* **Provided records**:
[start]
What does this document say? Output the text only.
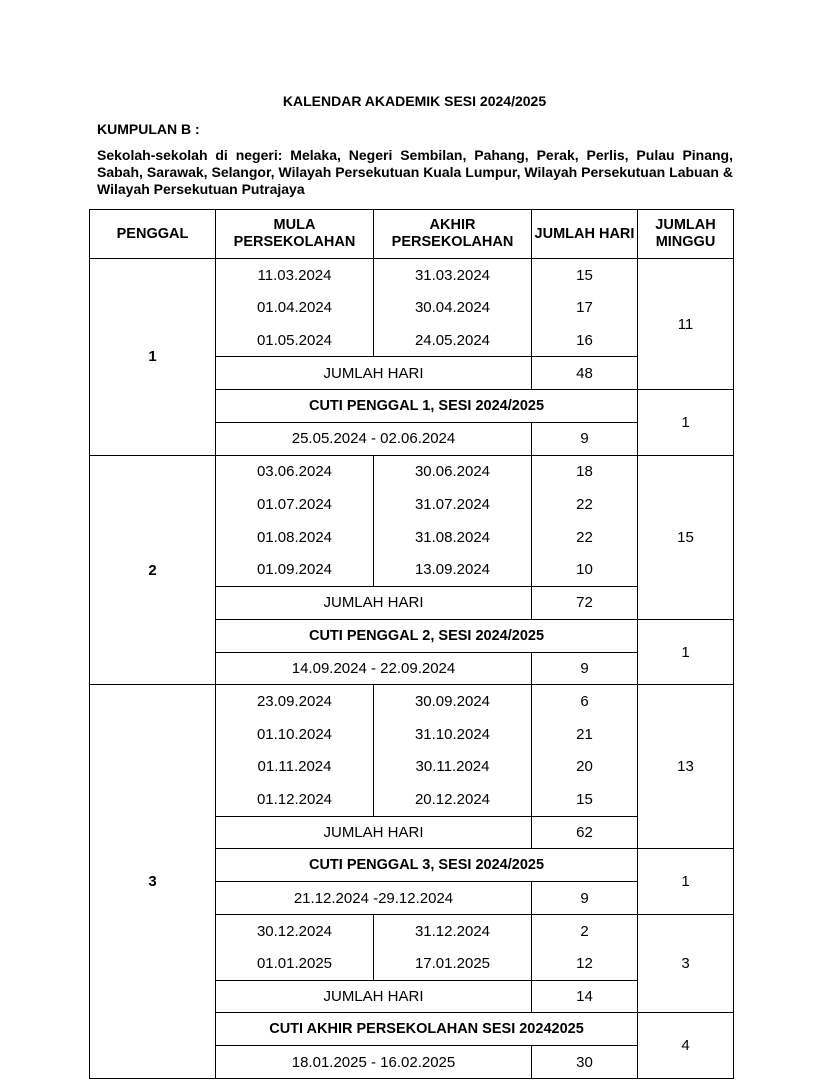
KALENDAR AKADEMIK SESI 2024/2025
KUMPULAN B :
Sekolah-sekolah di negeri: Melaka, Negeri Sembilan, Pahang, Perak, Perlis, Pulau Pinang, Sabah, Sarawak, Selangor, Wilayah Persekutuan Kuala Lumpur, Wilayah Persekutuan Labuan & Wilayah Persekutuan Putrajaya
PENGGAL	MULA PERSEKOLAHAN	AKHIR PERSEKOLAHAN	JUMLAH HARI	JUMLAH MINGGU
1	11.03.2024	31.03.2024	15	11
	01.04.2024	30.04.2024	17	
	01.05.2024	24.05.2024	16	
	JUMLAH HARI		48	
	CUTI PENGGAL 1, SESI 2024/2025			1
	25.05.2024 - 02.06.2024		9	
2	03.06.2024	30.06.2024	18	15
	01.07.2024	31.07.2024	22	
	01.08.2024	31.08.2024	22	
	01.09.2024	13.09.2024	10	
	JUMLAH HARI		72	
	CUTI PENGGAL 2, SESI 2024/2025			1
	14.09.2024 - 22.09.2024		9	
3	23.09.2024	30.09.2024	6	13
	01.10.2024	31.10.2024	21	
	01.11.2024	30.11.2024	20	
	01.12.2024	20.12.2024	15	
	JUMLAH HARI		62	
	CUTI PENGGAL 3, SESI 2024/2025			1
	21.12.2024 -29.12.2024		9	
	30.12.2024	31.12.2024	2	3
	01.01.2025	17.01.2025	12	
	JUMLAH HARI		14	
	CUTI AKHIR PERSEKOLAHAN SESI 20242025			4
	18.01.2025 - 16.02.2025		30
[end]
* **Exercise requirements**: Copy each line above containing the string "HARI".

* **Expected output**:
PENGGAL	MULA PERSEKOLAHAN	AKHIR PERSEKOLAHAN	JUMLAH HARI	JUMLAH MINGGU
	JUMLAH HARI		48	
	JUMLAH HARI		72	
	JUMLAH HARI		62	
	JUMLAH HARI		14	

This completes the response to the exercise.